__EXERCISE DESCRIPTION__. Quote the whole listing word for word, please.
━━━━━━
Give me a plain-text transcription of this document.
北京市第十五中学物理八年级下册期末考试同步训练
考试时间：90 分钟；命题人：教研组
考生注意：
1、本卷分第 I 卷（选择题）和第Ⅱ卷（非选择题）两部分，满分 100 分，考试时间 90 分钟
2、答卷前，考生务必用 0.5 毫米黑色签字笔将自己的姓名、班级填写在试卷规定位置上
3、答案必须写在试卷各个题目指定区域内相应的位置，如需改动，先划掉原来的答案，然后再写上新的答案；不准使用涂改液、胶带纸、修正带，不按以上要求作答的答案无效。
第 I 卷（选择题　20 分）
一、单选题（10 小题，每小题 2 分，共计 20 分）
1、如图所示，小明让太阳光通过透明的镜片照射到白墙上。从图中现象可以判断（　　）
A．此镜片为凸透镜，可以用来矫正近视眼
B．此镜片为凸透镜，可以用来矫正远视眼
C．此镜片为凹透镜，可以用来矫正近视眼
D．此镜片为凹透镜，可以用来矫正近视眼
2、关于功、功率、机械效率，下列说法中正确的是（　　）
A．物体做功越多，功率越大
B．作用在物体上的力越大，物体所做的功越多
━━━━━━
__PROBLEM SOLUTION__.
Give me a plain-text transcription of this document.
北京市第十五中学物理八年级下册期末考试同步训练
考试时间：90 分钟；命题人：教研组
考生注意：
1、本卷分第 I 卷（选择题）和第Ⅱ卷（非选择题）两部分，满分 100 分，考试时间 90 分钟
2、答卷前，考生务必用 0.5 毫米黑色签字笔将自己的姓名、班级填写在试卷规定位置上
3、答案必须写在试卷各个题目指定区域内相应的位置，如需改动，先划掉原来的答案，然后再写上新的答案；不准使用涂改液、胶带纸、修正带，不按以上要求作答的答案无效。
第 I 卷（选择题　20 分）
一、单选题（10 小题，每小题 2 分，共计 20 分）
1、如图所示，小明让太阳光通过透明的镜片照射到白墙上。从图中现象可以判断（　　）
A．此镜片为凸透镜，可以用来矫正近视眼
B．此镜片为凸透镜，可以用来矫正远视眼
C．此镜片为凹透镜，可以用来矫正近视眼
D．此镜片为凹透镜，可以用来矫正近视眼
2、关于功、功率、机械效率，下列说法中正确的是（　　）
A．物体做功越多，功率越大
B．作用在物体上的力越大，物体所做的功越多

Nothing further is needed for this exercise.